┌─ PROVIDED INFORMATION

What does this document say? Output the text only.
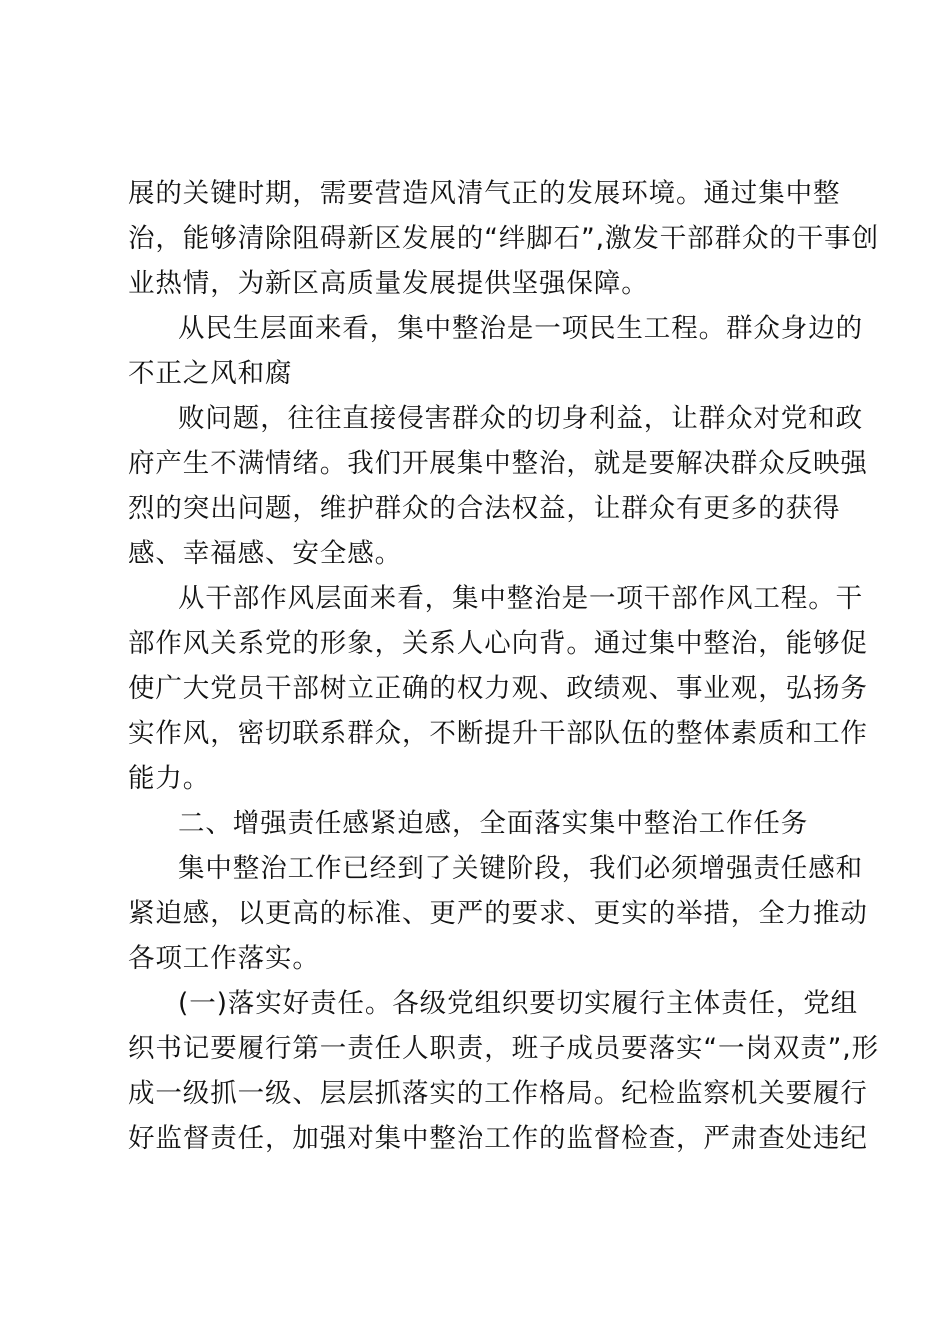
展的关键时期，需要营造风清气正的发展环境。通过集中整

治，能够清除阻碍新区发展的“绊脚石”,激发干部群众的干事创

业热情，为新区高质量发展提供坚强保障。

从民生层面来看，集中整治是一项民生工程。群众身边的

不正之风和腐

败问题，往往直接侵害群众的切身利益，让群众对党和政

府产生不满情绪。我们开展集中整治，就是要解决群众反映强

烈的突出问题，维护群众的合法权益，让群众有更多的获得

感、幸福感、安全感。

从干部作风层面来看，集中整治是一项干部作风工程。干

部作风关系党的形象，关系人心向背。通过集中整治，能够促

使广大党员干部树立正确的权力观、政绩观、事业观，弘扬务

实作风，密切联系群众，不断提升干部队伍的整体素质和工作

能力。

二、增强责任感紧迫感，全面落实集中整治工作任务

集中整治工作已经到了关键阶段，我们必须增强责任感和

紧迫感，以更高的标准、更严的要求、更实的举措，全力推动

各项工作落实。

(一)落实好责任。各级党组织要切实履行主体责任，党组

织书记要履行第一责任人职责，班子成员要落实“一岗双责”,形

成一级抓一级、层层抓落实的工作格局。纪检监察机关要履行

好监督责任，加强对集中整治工作的监督检查，严肃查处违纪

└─

§ **GIVEN TASK**: Leave out all images, then reproduce the entries above exactly.

§ **REPLY TO THE EXERCISE**:
What does this document say? Output the text only.
展的关键时期，需要营造风清气正的发展环境。通过集中整

治，能够清除阻碍新区发展的“绊脚石”,激发干部群众的干事创

业热情，为新区高质量发展提供坚强保障。

从民生层面来看，集中整治是一项民生工程。群众身边的

不正之风和腐

败问题，往往直接侵害群众的切身利益，让群众对党和政

府产生不满情绪。我们开展集中整治，就是要解决群众反映强

烈的突出问题，维护群众的合法权益，让群众有更多的获得

感、幸福感、安全感。

从干部作风层面来看，集中整治是一项干部作风工程。干

部作风关系党的形象，关系人心向背。通过集中整治，能够促

使广大党员干部树立正确的权力观、政绩观、事业观，弘扬务

实作风，密切联系群众，不断提升干部队伍的整体素质和工作

能力。

二、增强责任感紧迫感，全面落实集中整治工作任务

集中整治工作已经到了关键阶段，我们必须增强责任感和

紧迫感，以更高的标准、更严的要求、更实的举措，全力推动

各项工作落实。

(一)落实好责任。各级党组织要切实履行主体责任，党组

织书记要履行第一责任人职责，班子成员要落实“一岗双责”,形

成一级抓一级、层层抓落实的工作格局。纪检监察机关要履行

好监督责任，加强对集中整治工作的监督检查，严肃查处违纪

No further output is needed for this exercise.